• AIM: Reproduce the listing exactly, with no pictures in your copy.

• DATA ENTRIES:

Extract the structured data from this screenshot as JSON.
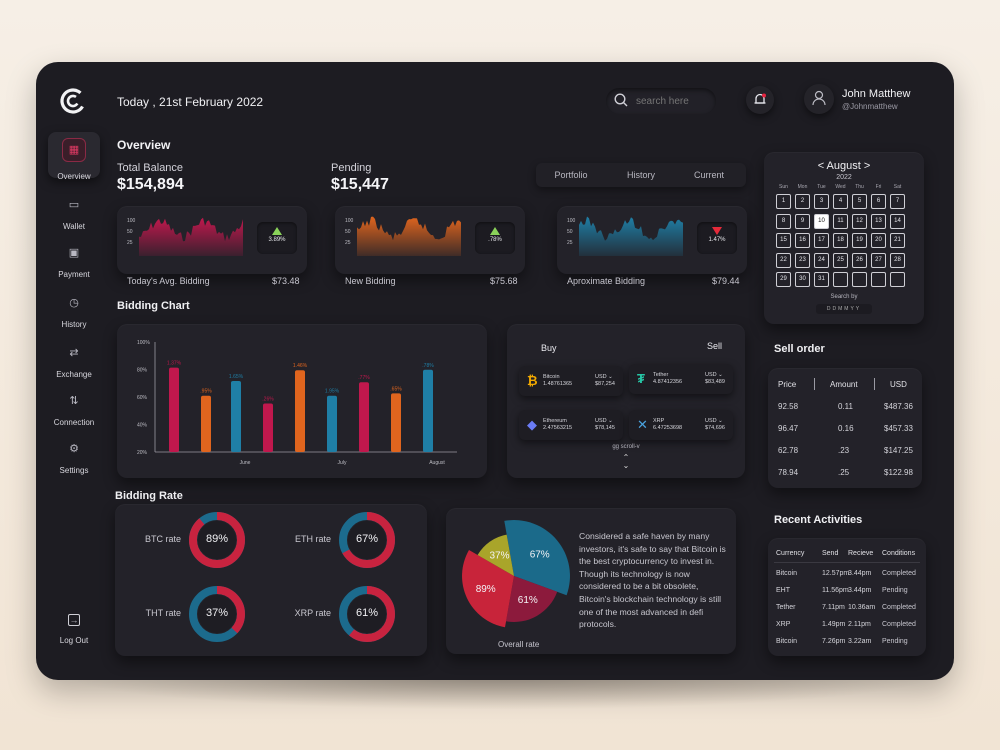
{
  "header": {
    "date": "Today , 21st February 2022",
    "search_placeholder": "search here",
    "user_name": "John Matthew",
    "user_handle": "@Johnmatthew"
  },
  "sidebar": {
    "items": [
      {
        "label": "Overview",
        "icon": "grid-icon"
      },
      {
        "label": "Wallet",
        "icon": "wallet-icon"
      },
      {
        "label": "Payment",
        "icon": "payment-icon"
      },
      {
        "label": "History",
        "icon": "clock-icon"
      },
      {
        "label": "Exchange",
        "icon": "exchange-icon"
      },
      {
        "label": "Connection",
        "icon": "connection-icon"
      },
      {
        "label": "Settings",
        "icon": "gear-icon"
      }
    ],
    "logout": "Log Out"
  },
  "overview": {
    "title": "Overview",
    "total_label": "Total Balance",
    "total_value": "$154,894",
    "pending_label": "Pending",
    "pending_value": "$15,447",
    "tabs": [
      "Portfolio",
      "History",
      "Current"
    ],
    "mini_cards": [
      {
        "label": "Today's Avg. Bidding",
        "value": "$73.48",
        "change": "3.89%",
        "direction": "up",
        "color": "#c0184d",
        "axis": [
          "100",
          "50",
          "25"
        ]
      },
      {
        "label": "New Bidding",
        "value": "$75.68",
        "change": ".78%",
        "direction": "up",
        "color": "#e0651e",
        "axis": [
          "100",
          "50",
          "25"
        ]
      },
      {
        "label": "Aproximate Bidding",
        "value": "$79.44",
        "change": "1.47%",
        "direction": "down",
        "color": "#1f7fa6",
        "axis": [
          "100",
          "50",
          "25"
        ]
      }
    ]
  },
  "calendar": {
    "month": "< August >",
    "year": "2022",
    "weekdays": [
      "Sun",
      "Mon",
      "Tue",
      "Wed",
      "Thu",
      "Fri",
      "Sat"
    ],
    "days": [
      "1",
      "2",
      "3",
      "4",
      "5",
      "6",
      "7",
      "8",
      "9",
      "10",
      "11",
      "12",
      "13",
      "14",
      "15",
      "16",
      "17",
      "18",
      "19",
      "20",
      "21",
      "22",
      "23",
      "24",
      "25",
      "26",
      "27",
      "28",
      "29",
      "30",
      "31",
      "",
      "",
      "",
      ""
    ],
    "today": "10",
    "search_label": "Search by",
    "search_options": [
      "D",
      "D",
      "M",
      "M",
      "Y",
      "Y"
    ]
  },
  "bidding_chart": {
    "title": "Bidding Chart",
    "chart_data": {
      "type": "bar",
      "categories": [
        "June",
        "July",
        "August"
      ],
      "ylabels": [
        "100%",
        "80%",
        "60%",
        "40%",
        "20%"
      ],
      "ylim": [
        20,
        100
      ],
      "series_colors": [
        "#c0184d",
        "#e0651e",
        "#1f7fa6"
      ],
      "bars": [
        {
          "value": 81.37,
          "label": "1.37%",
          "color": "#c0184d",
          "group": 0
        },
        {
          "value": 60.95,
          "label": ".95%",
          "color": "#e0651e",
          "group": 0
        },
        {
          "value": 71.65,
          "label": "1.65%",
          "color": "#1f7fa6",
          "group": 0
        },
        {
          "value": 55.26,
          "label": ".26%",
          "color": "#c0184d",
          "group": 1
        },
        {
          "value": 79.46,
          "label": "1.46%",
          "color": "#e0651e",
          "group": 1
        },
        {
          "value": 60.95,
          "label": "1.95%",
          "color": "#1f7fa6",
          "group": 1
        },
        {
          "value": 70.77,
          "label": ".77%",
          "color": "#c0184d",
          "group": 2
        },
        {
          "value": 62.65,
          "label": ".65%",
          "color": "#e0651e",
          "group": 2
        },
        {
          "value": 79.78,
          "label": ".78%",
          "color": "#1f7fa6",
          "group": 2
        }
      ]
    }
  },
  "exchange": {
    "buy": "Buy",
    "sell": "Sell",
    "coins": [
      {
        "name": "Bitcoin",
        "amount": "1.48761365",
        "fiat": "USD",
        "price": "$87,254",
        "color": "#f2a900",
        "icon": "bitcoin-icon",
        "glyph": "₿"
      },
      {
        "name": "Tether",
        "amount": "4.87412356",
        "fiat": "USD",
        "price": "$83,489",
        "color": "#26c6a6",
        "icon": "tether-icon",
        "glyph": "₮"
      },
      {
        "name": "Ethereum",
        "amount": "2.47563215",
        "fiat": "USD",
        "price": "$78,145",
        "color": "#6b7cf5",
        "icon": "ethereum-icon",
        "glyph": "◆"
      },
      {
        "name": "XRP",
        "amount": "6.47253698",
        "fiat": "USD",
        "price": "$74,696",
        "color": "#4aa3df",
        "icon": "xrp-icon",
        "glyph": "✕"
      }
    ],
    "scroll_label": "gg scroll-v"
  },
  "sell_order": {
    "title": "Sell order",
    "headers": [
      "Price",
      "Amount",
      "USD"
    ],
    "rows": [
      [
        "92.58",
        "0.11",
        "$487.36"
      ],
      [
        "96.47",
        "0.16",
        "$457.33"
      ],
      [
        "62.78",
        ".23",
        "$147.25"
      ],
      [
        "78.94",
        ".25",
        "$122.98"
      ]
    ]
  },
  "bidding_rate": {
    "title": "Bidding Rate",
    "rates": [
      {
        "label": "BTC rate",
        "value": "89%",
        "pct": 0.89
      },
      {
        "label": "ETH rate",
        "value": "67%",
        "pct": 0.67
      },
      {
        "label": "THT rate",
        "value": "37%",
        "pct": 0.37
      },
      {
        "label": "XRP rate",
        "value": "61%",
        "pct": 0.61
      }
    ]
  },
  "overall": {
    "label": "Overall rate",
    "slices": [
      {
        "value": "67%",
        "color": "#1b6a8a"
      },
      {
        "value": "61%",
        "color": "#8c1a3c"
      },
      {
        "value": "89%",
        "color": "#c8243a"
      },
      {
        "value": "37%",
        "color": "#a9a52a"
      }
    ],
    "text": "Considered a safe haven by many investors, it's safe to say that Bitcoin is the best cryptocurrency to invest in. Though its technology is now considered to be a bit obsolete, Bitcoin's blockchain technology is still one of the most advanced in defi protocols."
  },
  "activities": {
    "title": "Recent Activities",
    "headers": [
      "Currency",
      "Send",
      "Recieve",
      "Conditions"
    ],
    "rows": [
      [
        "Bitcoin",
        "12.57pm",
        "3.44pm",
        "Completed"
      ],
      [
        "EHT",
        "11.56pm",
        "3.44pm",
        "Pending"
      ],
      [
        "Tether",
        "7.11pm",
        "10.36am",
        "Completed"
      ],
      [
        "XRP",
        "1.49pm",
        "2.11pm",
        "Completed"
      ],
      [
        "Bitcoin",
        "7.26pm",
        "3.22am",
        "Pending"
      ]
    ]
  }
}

• SOLUTION BELOW:
Extract the structured data from this screenshot as JSON.
{
  "header": {
    "date": "Today , 21st February 2022",
    "search_placeholder": "search here",
    "user_name": "John Matthew",
    "user_handle": "@Johnmatthew"
  },
  "sidebar": {
    "items": [
      {
        "label": "Overview",
        "icon": "grid-icon"
      },
      {
        "label": "Wallet",
        "icon": "wallet-icon"
      },
      {
        "label": "Payment",
        "icon": "payment-icon"
      },
      {
        "label": "History",
        "icon": "clock-icon"
      },
      {
        "label": "Exchange",
        "icon": "exchange-icon"
      },
      {
        "label": "Connection",
        "icon": "connection-icon"
      },
      {
        "label": "Settings",
        "icon": "gear-icon"
      }
    ],
    "logout": "Log Out"
  },
  "overview": {
    "title": "Overview",
    "total_label": "Total Balance",
    "total_value": "$154,894",
    "pending_label": "Pending",
    "pending_value": "$15,447",
    "tabs": [
      "Portfolio",
      "History",
      "Current"
    ],
    "mini_cards": [
      {
        "label": "Today's Avg. Bidding",
        "value": "$73.48",
        "change": "3.89%",
        "direction": "up",
        "color": "#c0184d",
        "axis": [
          "100",
          "50",
          "25"
        ]
      },
      {
        "label": "New Bidding",
        "value": "$75.68",
        "change": ".78%",
        "direction": "up",
        "color": "#e0651e",
        "axis": [
          "100",
          "50",
          "25"
        ]
      },
      {
        "label": "Aproximate Bidding",
        "value": "$79.44",
        "change": "1.47%",
        "direction": "down",
        "color": "#1f7fa6",
        "axis": [
          "100",
          "50",
          "25"
        ]
      }
    ]
  },
  "calendar": {
    "month": "< August >",
    "year": "2022",
    "weekdays": [
      "Sun",
      "Mon",
      "Tue",
      "Wed",
      "Thu",
      "Fri",
      "Sat"
    ],
    "days": [
      "1",
      "2",
      "3",
      "4",
      "5",
      "6",
      "7",
      "8",
      "9",
      "10",
      "11",
      "12",
      "13",
      "14",
      "15",
      "16",
      "17",
      "18",
      "19",
      "20",
      "21",
      "22",
      "23",
      "24",
      "25",
      "26",
      "27",
      "28",
      "29",
      "30",
      "31",
      "",
      "",
      "",
      ""
    ],
    "today": "10",
    "search_label": "Search by",
    "search_options": [
      "D",
      "D",
      "M",
      "M",
      "Y",
      "Y"
    ]
  },
  "bidding_chart": {
    "title": "Bidding Chart",
    "chart_data": {
      "type": "bar",
      "categories": [
        "June",
        "July",
        "August"
      ],
      "ylabels": [
        "100%",
        "80%",
        "60%",
        "40%",
        "20%"
      ],
      "ylim": [
        20,
        100
      ],
      "series_colors": [
        "#c0184d",
        "#e0651e",
        "#1f7fa6"
      ],
      "bars": [
        {
          "value": 81.37,
          "label": "1.37%",
          "color": "#c0184d",
          "group": 0
        },
        {
          "value": 60.95,
          "label": ".95%",
          "color": "#e0651e",
          "group": 0
        },
        {
          "value": 71.65,
          "label": "1.65%",
          "color": "#1f7fa6",
          "group": 0
        },
        {
          "value": 55.26,
          "label": ".26%",
          "color": "#c0184d",
          "group": 1
        },
        {
          "value": 79.46,
          "label": "1.46%",
          "color": "#e0651e",
          "group": 1
        },
        {
          "value": 60.95,
          "label": "1.95%",
          "color": "#1f7fa6",
          "group": 1
        },
        {
          "value": 70.77,
          "label": ".77%",
          "color": "#c0184d",
          "group": 2
        },
        {
          "value": 62.65,
          "label": ".65%",
          "color": "#e0651e",
          "group": 2
        },
        {
          "value": 79.78,
          "label": ".78%",
          "color": "#1f7fa6",
          "group": 2
        }
      ]
    }
  },
  "exchange": {
    "buy": "Buy",
    "sell": "Sell",
    "coins": [
      {
        "name": "Bitcoin",
        "amount": "1.48761365",
        "fiat": "USD",
        "price": "$87,254",
        "color": "#f2a900",
        "icon": "bitcoin-icon",
        "glyph": "₿"
      },
      {
        "name": "Tether",
        "amount": "4.87412356",
        "fiat": "USD",
        "price": "$83,489",
        "color": "#26c6a6",
        "icon": "tether-icon",
        "glyph": "₮"
      },
      {
        "name": "Ethereum",
        "amount": "2.47563215",
        "fiat": "USD",
        "price": "$78,145",
        "color": "#6b7cf5",
        "icon": "ethereum-icon",
        "glyph": "◆"
      },
      {
        "name": "XRP",
        "amount": "6.47253698",
        "fiat": "USD",
        "price": "$74,696",
        "color": "#4aa3df",
        "icon": "xrp-icon",
        "glyph": "✕"
      }
    ],
    "scroll_label": "gg scroll-v"
  },
  "sell_order": {
    "title": "Sell order",
    "headers": [
      "Price",
      "Amount",
      "USD"
    ],
    "rows": [
      [
        "92.58",
        "0.11",
        "$487.36"
      ],
      [
        "96.47",
        "0.16",
        "$457.33"
      ],
      [
        "62.78",
        ".23",
        "$147.25"
      ],
      [
        "78.94",
        ".25",
        "$122.98"
      ]
    ]
  },
  "bidding_rate": {
    "title": "Bidding Rate",
    "rates": [
      {
        "label": "BTC rate",
        "value": "89%",
        "pct": 0.89
      },
      {
        "label": "ETH rate",
        "value": "67%",
        "pct": 0.67
      },
      {
        "label": "THT rate",
        "value": "37%",
        "pct": 0.37
      },
      {
        "label": "XRP rate",
        "value": "61%",
        "pct": 0.61
      }
    ]
  },
  "overall": {
    "label": "Overall rate",
    "slices": [
      {
        "value": "67%",
        "color": "#1b6a8a"
      },
      {
        "value": "61%",
        "color": "#8c1a3c"
      },
      {
        "value": "89%",
        "color": "#c8243a"
      },
      {
        "value": "37%",
        "color": "#a9a52a"
      }
    ],
    "text": "Considered a safe haven by many investors, it's safe to say that Bitcoin is the best cryptocurrency to invest in. Though its technology is now considered to be a bit obsolete, Bitcoin's blockchain technology is still one of the most advanced in defi protocols."
  },
  "activities": {
    "title": "Recent Activities",
    "headers": [
      "Currency",
      "Send",
      "Recieve",
      "Conditions"
    ],
    "rows": [
      [
        "Bitcoin",
        "12.57pm",
        "3.44pm",
        "Completed"
      ],
      [
        "EHT",
        "11.56pm",
        "3.44pm",
        "Pending"
      ],
      [
        "Tether",
        "7.11pm",
        "10.36am",
        "Completed"
      ],
      [
        "XRP",
        "1.49pm",
        "2.11pm",
        "Completed"
      ],
      [
        "Bitcoin",
        "7.26pm",
        "3.22am",
        "Pending"
      ]
    ]
  }
}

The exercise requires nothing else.